## Prompt
Your task is to restate the data word for word.

[Saved entries]

================

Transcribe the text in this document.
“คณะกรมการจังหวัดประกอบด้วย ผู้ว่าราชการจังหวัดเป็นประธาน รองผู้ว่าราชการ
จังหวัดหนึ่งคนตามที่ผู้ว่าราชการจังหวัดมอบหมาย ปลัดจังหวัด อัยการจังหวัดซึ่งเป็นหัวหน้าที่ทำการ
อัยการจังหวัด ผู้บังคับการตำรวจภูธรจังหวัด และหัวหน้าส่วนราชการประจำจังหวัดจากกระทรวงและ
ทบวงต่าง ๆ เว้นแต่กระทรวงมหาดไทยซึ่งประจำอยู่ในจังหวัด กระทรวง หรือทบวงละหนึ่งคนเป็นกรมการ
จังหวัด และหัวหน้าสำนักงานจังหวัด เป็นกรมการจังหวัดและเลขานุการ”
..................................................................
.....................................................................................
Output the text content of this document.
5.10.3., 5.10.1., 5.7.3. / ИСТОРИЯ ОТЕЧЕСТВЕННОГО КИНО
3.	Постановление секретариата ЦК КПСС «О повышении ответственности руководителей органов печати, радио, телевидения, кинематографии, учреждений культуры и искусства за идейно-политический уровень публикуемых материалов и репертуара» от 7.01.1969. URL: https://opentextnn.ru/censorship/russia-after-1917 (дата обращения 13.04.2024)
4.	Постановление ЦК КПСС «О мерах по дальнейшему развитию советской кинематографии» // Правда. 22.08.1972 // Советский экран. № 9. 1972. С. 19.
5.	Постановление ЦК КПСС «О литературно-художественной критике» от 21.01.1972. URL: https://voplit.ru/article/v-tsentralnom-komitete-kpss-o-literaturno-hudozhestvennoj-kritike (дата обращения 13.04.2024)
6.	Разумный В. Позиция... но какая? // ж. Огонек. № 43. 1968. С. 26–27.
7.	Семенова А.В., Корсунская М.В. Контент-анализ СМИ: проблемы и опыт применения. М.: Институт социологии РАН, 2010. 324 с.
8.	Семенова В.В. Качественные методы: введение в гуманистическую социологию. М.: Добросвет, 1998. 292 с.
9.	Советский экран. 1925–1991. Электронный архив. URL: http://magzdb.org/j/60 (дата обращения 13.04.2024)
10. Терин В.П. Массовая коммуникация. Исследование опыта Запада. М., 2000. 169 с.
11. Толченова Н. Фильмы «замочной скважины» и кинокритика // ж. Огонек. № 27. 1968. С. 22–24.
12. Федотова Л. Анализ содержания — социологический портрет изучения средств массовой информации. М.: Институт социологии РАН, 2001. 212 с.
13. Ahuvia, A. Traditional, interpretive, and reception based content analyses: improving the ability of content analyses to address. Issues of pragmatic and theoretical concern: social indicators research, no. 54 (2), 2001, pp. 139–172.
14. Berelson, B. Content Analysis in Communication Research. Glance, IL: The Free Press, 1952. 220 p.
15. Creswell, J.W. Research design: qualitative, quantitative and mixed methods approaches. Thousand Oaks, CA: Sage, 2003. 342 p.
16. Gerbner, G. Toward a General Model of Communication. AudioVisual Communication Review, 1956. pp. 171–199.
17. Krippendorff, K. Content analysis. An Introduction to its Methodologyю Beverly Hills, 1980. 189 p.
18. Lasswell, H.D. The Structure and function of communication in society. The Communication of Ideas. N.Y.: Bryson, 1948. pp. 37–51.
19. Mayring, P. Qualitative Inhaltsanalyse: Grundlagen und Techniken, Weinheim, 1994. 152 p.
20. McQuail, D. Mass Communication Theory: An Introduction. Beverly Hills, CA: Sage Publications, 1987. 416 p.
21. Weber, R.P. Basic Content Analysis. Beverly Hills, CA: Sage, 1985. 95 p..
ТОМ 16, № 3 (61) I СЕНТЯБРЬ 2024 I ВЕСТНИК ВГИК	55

================

## Correct response
Transcribe the text in this document.
“คณะกรมการจังหวัดประกอบด้วย ผู้ว่าราชการจังหวัดเป็นประธาน รองผู้ว่าราชการ
จังหวัดหนึ่งคนตามที่ผู้ว่าราชการจังหวัดมอบหมาย ปลัดจังหวัด อัยการจังหวัดซึ่งเป็นหัวหน้าที่ทำการ
อัยการจังหวัด ผู้บังคับการตำรวจภูธรจังหวัด และหัวหน้าส่วนราชการประจำจังหวัดจากกระทรวงและ
ทบวงต่าง ๆ เว้นแต่กระทรวงมหาดไทยซึ่งประจำอยู่ในจังหวัด กระทรวง หรือทบวงละหนึ่งคนเป็นกรมการ
จังหวัด และหัวหน้าสำนักงานจังหวัด เป็นกรมการจังหวัดและเลขานุการ”
..................................................................
.....................................................................................
Output the text content of this document.
5.10.3., 5.10.1., 5.7.3. / ИСТОРИЯ ОТЕЧЕСТВЕННОГО КИНО
3.	Постановление секретариата ЦК КПСС «О повышении ответственности руководителей органов печати, радио, телевидения, кинематографии, учреждений культуры и искусства за идейно-политический уровень публикуемых материалов и репертуара» от 7.01.1969. URL: https://opentextnn.ru/censorship/russia-after-1917 (дата обращения 13.04.2024)
4.	Постановление ЦК КПСС «О мерах по дальнейшему развитию советской кинематографии» // Правда. 22.08.1972 // Советский экран. № 9. 1972. С. 19.
5.	Постановление ЦК КПСС «О литературно-художественной критике» от 21.01.1972. URL: https://voplit.ru/article/v-tsentralnom-komitete-kpss-o-literaturno-hudozhestvennoj-kritike (дата обращения 13.04.2024)
6.	Разумный В. Позиция... но какая? // ж. Огонек. № 43. 1968. С. 26–27.
7.	Семенова А.В., Корсунская М.В. Контент-анализ СМИ: проблемы и опыт применения. М.: Институт социологии РАН, 2010. 324 с.
8.	Семенова В.В. Качественные методы: введение в гуманистическую социологию. М.: Добросвет, 1998. 292 с.
9.	Советский экран. 1925–1991. Электронный архив. URL: http://magzdb.org/j/60 (дата обращения 13.04.2024)
10. Терин В.П. Массовая коммуникация. Исследование опыта Запада. М., 2000. 169 с.
11. Толченова Н. Фильмы «замочной скважины» и кинокритика // ж. Огонек. № 27. 1968. С. 22–24.
12. Федотова Л. Анализ содержания — социологический портрет изучения средств массовой информации. М.: Институт социологии РАН, 2001. 212 с.
13. Ahuvia, A. Traditional, interpretive, and reception based content analyses: improving the ability of content analyses to address. Issues of pragmatic and theoretical concern: social indicators research, no. 54 (2), 2001, pp. 139–172.
14. Berelson, B. Content Analysis in Communication Research. Glance, IL: The Free Press, 1952. 220 p.
15. Creswell, J.W. Research design: qualitative, quantitative and mixed methods approaches. Thousand Oaks, CA: Sage, 2003. 342 p.
16. Gerbner, G. Toward a General Model of Communication. AudioVisual Communication Review, 1956. pp. 171–199.
17. Krippendorff, K. Content analysis. An Introduction to its Methodologyю Beverly Hills, 1980. 189 p.
18. Lasswell, H.D. The Structure and function of communication in society. The Communication of Ideas. N.Y.: Bryson, 1948. pp. 37–51.
19. Mayring, P. Qualitative Inhaltsanalyse: Grundlagen und Techniken, Weinheim, 1994. 152 p.
20. McQuail, D. Mass Communication Theory: An Introduction. Beverly Hills, CA: Sage Publications, 1987. 416 p.
21. Weber, R.P. Basic Content Analysis. Beverly Hills, CA: Sage, 1985. 95 p..
ТОМ 16, № 3 (61) I СЕНТЯБРЬ 2024 I ВЕСТНИК ВГИК	55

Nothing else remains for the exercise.